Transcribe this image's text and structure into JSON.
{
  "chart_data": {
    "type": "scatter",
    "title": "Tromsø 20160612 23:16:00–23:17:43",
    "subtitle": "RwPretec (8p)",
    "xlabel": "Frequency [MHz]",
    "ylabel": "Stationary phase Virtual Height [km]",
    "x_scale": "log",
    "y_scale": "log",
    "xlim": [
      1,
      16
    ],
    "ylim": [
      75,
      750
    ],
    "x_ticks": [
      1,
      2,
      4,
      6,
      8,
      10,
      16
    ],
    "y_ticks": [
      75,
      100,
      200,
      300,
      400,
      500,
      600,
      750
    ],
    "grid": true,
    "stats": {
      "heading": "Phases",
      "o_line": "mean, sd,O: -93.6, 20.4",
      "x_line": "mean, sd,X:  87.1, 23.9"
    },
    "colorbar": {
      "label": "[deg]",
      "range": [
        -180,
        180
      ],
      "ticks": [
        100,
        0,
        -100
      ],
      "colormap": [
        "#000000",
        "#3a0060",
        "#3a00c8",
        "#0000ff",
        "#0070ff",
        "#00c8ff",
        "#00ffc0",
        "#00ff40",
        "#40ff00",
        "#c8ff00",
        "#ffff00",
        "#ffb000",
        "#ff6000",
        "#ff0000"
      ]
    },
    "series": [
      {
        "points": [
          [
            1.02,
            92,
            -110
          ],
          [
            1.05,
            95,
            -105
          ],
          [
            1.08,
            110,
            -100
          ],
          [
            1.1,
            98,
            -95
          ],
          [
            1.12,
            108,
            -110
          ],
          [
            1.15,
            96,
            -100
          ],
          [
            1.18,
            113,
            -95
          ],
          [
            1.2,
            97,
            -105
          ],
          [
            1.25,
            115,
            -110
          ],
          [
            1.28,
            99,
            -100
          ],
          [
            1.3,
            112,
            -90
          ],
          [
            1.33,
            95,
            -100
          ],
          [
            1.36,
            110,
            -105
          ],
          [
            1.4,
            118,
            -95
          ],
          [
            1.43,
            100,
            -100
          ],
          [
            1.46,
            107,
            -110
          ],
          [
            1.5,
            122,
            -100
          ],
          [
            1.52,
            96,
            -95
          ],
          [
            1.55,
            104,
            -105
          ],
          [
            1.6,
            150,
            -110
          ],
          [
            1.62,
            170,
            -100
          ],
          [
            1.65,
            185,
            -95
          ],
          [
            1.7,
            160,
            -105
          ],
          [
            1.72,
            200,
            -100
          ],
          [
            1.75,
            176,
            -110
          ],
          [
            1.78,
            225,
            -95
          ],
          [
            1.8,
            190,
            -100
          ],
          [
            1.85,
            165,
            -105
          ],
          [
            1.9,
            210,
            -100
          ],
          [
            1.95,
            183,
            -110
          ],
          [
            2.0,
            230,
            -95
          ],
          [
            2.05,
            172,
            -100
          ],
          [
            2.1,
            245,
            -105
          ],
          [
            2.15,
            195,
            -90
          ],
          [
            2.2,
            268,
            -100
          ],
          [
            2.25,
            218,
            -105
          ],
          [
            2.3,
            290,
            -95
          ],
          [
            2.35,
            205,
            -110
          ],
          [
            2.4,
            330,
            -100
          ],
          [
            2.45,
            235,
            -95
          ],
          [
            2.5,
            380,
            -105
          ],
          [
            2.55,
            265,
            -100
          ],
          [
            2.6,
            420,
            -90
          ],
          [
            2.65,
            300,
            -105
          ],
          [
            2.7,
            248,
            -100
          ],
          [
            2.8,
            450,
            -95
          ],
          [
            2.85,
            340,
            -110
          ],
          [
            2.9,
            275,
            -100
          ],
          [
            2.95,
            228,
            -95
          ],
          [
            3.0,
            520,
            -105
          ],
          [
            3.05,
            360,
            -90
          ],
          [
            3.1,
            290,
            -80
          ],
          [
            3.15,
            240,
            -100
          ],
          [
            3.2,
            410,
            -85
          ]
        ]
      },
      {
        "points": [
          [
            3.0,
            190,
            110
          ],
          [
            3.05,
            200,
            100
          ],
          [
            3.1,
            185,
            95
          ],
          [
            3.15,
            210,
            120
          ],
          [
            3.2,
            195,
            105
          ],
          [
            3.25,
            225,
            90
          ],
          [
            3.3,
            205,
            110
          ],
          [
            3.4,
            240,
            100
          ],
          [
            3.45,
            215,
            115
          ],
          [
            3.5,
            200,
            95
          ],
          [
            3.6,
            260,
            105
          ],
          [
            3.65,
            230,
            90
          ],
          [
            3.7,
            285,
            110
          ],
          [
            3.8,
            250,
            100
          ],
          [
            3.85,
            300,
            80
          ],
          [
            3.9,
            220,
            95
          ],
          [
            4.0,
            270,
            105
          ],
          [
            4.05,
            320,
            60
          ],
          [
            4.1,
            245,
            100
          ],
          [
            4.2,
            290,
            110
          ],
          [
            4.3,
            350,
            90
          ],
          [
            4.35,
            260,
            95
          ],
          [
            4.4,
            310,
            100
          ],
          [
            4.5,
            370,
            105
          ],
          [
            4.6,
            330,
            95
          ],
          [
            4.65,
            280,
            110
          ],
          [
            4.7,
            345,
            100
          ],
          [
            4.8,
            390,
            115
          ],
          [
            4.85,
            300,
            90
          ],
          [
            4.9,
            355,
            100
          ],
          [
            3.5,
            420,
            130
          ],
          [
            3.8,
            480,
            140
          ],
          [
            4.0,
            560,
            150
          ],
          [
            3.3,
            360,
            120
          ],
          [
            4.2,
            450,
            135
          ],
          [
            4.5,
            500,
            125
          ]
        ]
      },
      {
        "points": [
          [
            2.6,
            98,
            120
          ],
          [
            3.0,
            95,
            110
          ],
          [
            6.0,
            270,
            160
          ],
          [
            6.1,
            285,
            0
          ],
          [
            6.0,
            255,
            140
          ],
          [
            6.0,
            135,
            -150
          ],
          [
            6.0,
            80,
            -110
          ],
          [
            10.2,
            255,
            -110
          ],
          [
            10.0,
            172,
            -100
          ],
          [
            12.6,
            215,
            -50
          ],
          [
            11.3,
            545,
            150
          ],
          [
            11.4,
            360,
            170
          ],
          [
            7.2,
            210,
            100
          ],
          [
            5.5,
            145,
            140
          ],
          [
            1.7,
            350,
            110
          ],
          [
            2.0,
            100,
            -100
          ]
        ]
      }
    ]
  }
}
........
- **Work instructions**: Retype each record exactly, leaving nothing out.

- **Expected answer**:
Transcribe this image's text and structure into JSON.
{
  "chart_data": {
    "type": "scatter",
    "title": "Tromsø 20160612 23:16:00–23:17:43",
    "subtitle": "RwPretec (8p)",
    "xlabel": "Frequency [MHz]",
    "ylabel": "Stationary phase Virtual Height [km]",
    "x_scale": "log",
    "y_scale": "log",
    "xlim": [
      1,
      16
    ],
    "ylim": [
      75,
      750
    ],
    "x_ticks": [
      1,
      2,
      4,
      6,
      8,
      10,
      16
    ],
    "y_ticks": [
      75,
      100,
      200,
      300,
      400,
      500,
      600,
      750
    ],
    "grid": true,
    "stats": {
      "heading": "Phases",
      "o_line": "mean, sd,O: -93.6, 20.4",
      "x_line": "mean, sd,X:  87.1, 23.9"
    },
    "colorbar": {
      "label": "[deg]",
      "range": [
        -180,
        180
      ],
      "ticks": [
        100,
        0,
        -100
      ],
      "colormap": [
        "#000000",
        "#3a0060",
        "#3a00c8",
        "#0000ff",
        "#0070ff",
        "#00c8ff",
        "#00ffc0",
        "#00ff40",
        "#40ff00",
        "#c8ff00",
        "#ffff00",
        "#ffb000",
        "#ff6000",
        "#ff0000"
      ]
    },
    "series": [
      {
        "points": [
          [
            1.02,
            92,
            -110
          ],
          [
            1.05,
            95,
            -105
          ],
          [
            1.08,
            110,
            -100
          ],
          [
            1.1,
            98,
            -95
          ],
          [
            1.12,
            108,
            -110
          ],
          [
            1.15,
            96,
            -100
          ],
          [
            1.18,
            113,
            -95
          ],
          [
            1.2,
            97,
            -105
          ],
          [
            1.25,
            115,
            -110
          ],
          [
            1.28,
            99,
            -100
          ],
          [
            1.3,
            112,
            -90
          ],
          [
            1.33,
            95,
            -100
          ],
          [
            1.36,
            110,
            -105
          ],
          [
            1.4,
            118,
            -95
          ],
          [
            1.43,
            100,
            -100
          ],
          [
            1.46,
            107,
            -110
          ],
          [
            1.5,
            122,
            -100
          ],
          [
            1.52,
            96,
            -95
          ],
          [
            1.55,
            104,
            -105
          ],
          [
            1.6,
            150,
            -110
          ],
          [
            1.62,
            170,
            -100
          ],
          [
            1.65,
            185,
            -95
          ],
          [
            1.7,
            160,
            -105
          ],
          [
            1.72,
            200,
            -100
          ],
          [
            1.75,
            176,
            -110
          ],
          [
            1.78,
            225,
            -95
          ],
          [
            1.8,
            190,
            -100
          ],
          [
            1.85,
            165,
            -105
          ],
          [
            1.9,
            210,
            -100
          ],
          [
            1.95,
            183,
            -110
          ],
          [
            2.0,
            230,
            -95
          ],
          [
            2.05,
            172,
            -100
          ],
          [
            2.1,
            245,
            -105
          ],
          [
            2.15,
            195,
            -90
          ],
          [
            2.2,
            268,
            -100
          ],
          [
            2.25,
            218,
            -105
          ],
          [
            2.3,
            290,
            -95
          ],
          [
            2.35,
            205,
            -110
          ],
          [
            2.4,
            330,
            -100
          ],
          [
            2.45,
            235,
            -95
          ],
          [
            2.5,
            380,
            -105
          ],
          [
            2.55,
            265,
            -100
          ],
          [
            2.6,
            420,
            -90
          ],
          [
            2.65,
            300,
            -105
          ],
          [
            2.7,
            248,
            -100
          ],
          [
            2.8,
            450,
            -95
          ],
          [
            2.85,
            340,
            -110
          ],
          [
            2.9,
            275,
            -100
          ],
          [
            2.95,
            228,
            -95
          ],
          [
            3.0,
            520,
            -105
          ],
          [
            3.05,
            360,
            -90
          ],
          [
            3.1,
            290,
            -80
          ],
          [
            3.15,
            240,
            -100
          ],
          [
            3.2,
            410,
            -85
          ]
        ]
      },
      {
        "points": [
          [
            3.0,
            190,
            110
          ],
          [
            3.05,
            200,
            100
          ],
          [
            3.1,
            185,
            95
          ],
          [
            3.15,
            210,
            120
          ],
          [
            3.2,
            195,
            105
          ],
          [
            3.25,
            225,
            90
          ],
          [
            3.3,
            205,
            110
          ],
          [
            3.4,
            240,
            100
          ],
          [
            3.45,
            215,
            115
          ],
          [
            3.5,
            200,
            95
          ],
          [
            3.6,
            260,
            105
          ],
          [
            3.65,
            230,
            90
          ],
          [
            3.7,
            285,
            110
          ],
          [
            3.8,
            250,
            100
          ],
          [
            3.85,
            300,
            80
          ],
          [
            3.9,
            220,
            95
          ],
          [
            4.0,
            270,
            105
          ],
          [
            4.05,
            320,
            60
          ],
          [
            4.1,
            245,
            100
          ],
          [
            4.2,
            290,
            110
          ],
          [
            4.3,
            350,
            90
          ],
          [
            4.35,
            260,
            95
          ],
          [
            4.4,
            310,
            100
          ],
          [
            4.5,
            370,
            105
          ],
          [
            4.6,
            330,
            95
          ],
          [
            4.65,
            280,
            110
          ],
          [
            4.7,
            345,
            100
          ],
          [
            4.8,
            390,
            115
          ],
          [
            4.85,
            300,
            90
          ],
          [
            4.9,
            355,
            100
          ],
          [
            3.5,
            420,
            130
          ],
          [
            3.8,
            480,
            140
          ],
          [
            4.0,
            560,
            150
          ],
          [
            3.3,
            360,
            120
          ],
          [
            4.2,
            450,
            135
          ],
          [
            4.5,
            500,
            125
          ]
        ]
      },
      {
        "points": [
          [
            2.6,
            98,
            120
          ],
          [
            3.0,
            95,
            110
          ],
          [
            6.0,
            270,
            160
          ],
          [
            6.1,
            285,
            0
          ],
          [
            6.0,
            255,
            140
          ],
          [
            6.0,
            135,
            -150
          ],
          [
            6.0,
            80,
            -110
          ],
          [
            10.2,
            255,
            -110
          ],
          [
            10.0,
            172,
            -100
          ],
          [
            12.6,
            215,
            -50
          ],
          [
            11.3,
            545,
            150
          ],
          [
            11.4,
            360,
            170
          ],
          [
            7.2,
            210,
            100
          ],
          [
            5.5,
            145,
            140
          ],
          [
            1.7,
            350,
            110
          ],
          [
            2.0,
            100,
            -100
          ]
        ]
      }
    ]
  }
}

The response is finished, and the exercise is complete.